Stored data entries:
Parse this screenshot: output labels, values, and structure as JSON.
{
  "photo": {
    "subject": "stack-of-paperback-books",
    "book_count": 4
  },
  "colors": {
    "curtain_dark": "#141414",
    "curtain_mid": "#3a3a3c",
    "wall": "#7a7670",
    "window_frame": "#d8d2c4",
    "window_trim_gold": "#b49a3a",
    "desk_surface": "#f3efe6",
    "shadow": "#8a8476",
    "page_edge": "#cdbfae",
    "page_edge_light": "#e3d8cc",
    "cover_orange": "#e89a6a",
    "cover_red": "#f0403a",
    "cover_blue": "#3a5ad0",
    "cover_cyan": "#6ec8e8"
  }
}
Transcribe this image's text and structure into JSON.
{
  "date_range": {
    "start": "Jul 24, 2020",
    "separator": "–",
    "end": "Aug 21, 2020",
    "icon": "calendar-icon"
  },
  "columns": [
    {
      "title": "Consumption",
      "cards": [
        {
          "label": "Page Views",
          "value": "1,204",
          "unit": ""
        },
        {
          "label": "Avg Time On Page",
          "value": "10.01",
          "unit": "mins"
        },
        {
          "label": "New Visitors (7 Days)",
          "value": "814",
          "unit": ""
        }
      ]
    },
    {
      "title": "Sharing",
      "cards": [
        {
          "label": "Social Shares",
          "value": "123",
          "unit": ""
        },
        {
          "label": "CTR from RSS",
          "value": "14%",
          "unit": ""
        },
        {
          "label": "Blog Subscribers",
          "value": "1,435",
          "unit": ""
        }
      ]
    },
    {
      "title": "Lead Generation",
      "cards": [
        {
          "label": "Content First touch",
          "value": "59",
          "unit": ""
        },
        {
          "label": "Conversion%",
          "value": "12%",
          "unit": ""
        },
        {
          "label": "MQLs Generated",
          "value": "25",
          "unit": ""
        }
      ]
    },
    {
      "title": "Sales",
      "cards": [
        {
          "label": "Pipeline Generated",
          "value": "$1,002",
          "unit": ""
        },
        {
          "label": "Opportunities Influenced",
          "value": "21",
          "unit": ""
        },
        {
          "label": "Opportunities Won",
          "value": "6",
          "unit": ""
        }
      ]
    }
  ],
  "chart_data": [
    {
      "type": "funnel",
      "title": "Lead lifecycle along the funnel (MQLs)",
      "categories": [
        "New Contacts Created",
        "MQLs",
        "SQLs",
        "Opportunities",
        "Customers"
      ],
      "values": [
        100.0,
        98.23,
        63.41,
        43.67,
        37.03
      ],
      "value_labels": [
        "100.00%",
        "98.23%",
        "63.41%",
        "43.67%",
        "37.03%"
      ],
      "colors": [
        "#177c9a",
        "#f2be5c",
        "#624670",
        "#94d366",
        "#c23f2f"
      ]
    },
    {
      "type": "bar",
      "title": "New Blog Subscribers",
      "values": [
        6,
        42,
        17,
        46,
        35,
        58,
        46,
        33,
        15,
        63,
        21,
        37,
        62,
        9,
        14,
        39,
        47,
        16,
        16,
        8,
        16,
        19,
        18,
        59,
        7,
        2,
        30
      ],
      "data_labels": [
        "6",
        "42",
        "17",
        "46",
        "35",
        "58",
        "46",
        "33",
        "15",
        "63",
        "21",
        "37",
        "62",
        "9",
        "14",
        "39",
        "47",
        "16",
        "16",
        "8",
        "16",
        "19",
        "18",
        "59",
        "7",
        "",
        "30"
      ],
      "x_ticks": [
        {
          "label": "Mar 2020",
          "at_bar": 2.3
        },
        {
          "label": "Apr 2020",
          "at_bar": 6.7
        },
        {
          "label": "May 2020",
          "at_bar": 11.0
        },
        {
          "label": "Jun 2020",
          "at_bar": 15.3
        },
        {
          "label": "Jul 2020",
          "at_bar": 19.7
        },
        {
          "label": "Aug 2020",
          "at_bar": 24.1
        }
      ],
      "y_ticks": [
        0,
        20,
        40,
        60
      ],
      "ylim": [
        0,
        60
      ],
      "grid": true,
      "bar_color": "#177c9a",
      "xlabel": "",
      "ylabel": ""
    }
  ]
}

INSTRUCTION: Copy every line above that includes the string "this".

THE ANSWER:
Parse this screenshot: output labels, values, and structure as JSON.
Transcribe this image's text and structure into JSON.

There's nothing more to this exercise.